-- START --

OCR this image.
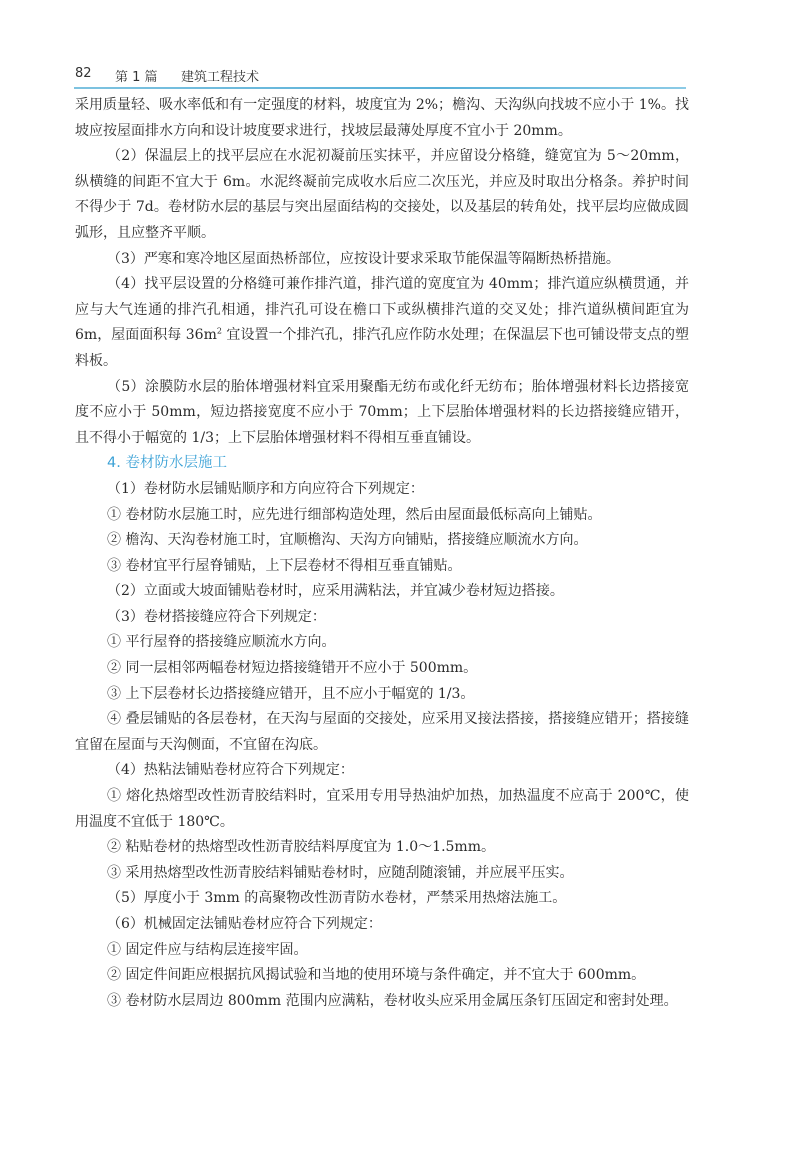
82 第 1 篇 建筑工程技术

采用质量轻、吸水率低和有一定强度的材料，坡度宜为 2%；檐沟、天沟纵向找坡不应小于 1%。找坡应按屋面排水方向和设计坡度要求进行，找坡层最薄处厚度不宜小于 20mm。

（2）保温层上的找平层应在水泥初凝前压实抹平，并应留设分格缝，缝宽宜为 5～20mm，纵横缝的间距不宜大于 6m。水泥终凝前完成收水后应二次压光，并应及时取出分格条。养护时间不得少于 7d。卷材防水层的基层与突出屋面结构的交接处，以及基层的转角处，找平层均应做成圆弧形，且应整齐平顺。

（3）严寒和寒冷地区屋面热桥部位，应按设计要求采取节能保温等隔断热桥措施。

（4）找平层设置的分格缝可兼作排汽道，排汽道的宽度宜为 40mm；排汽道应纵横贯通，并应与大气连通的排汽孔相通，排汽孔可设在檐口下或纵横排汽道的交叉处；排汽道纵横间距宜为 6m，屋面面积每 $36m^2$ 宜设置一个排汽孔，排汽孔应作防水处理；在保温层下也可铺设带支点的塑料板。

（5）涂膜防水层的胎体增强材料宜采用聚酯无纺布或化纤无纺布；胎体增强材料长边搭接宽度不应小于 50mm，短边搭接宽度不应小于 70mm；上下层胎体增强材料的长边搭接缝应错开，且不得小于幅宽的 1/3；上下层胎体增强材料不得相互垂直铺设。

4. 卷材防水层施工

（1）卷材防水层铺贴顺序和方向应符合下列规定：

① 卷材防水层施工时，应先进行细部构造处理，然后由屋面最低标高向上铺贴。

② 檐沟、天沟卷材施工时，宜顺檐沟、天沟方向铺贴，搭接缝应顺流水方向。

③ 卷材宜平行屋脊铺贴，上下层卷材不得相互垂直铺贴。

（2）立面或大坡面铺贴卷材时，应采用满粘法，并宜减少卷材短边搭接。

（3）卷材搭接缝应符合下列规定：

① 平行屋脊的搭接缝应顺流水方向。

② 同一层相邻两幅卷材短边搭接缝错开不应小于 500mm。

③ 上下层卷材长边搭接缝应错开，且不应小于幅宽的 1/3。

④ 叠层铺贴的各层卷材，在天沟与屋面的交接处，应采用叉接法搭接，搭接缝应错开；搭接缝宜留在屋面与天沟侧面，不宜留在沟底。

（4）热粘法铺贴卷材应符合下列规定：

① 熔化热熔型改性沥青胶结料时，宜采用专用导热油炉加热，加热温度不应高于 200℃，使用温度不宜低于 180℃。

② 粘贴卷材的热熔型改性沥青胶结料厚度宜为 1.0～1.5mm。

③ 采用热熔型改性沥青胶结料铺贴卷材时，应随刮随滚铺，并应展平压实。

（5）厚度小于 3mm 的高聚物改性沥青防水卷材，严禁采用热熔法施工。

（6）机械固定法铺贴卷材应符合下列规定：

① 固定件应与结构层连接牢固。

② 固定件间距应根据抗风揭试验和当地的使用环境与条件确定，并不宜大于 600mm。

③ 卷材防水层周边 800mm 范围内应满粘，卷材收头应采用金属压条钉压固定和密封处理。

-- END --
-- START --

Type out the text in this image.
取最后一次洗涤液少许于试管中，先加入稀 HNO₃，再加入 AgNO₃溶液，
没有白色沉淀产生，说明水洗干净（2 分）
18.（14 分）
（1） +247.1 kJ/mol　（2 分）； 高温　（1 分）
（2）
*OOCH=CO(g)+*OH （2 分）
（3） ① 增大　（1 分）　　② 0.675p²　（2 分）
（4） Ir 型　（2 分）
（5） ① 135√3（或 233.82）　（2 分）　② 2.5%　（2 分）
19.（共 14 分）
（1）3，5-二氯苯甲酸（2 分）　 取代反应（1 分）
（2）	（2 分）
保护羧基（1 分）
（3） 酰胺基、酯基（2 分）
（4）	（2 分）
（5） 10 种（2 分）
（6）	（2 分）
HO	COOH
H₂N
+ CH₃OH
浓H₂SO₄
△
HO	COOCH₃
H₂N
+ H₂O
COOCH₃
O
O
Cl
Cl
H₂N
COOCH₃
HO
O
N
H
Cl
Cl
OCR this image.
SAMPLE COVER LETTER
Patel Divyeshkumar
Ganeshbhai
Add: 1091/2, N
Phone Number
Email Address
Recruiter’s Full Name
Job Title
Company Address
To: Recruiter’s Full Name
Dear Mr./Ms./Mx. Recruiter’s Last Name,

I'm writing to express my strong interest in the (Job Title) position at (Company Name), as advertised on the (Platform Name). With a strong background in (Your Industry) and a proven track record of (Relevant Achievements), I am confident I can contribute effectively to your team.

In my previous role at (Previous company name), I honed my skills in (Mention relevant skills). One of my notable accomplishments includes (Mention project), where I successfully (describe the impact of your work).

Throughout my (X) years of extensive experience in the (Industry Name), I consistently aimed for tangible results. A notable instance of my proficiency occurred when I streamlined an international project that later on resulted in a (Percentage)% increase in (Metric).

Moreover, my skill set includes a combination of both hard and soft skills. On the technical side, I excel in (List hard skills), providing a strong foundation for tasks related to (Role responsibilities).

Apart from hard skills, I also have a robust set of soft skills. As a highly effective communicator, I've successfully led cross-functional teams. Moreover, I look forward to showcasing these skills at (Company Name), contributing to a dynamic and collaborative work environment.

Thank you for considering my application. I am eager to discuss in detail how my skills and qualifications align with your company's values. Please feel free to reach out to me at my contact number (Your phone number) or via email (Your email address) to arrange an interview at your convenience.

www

-- END --

WORK TO DO:
Say how many lines in the entries contain the string "project", and leave out everything else.

RESULT:
2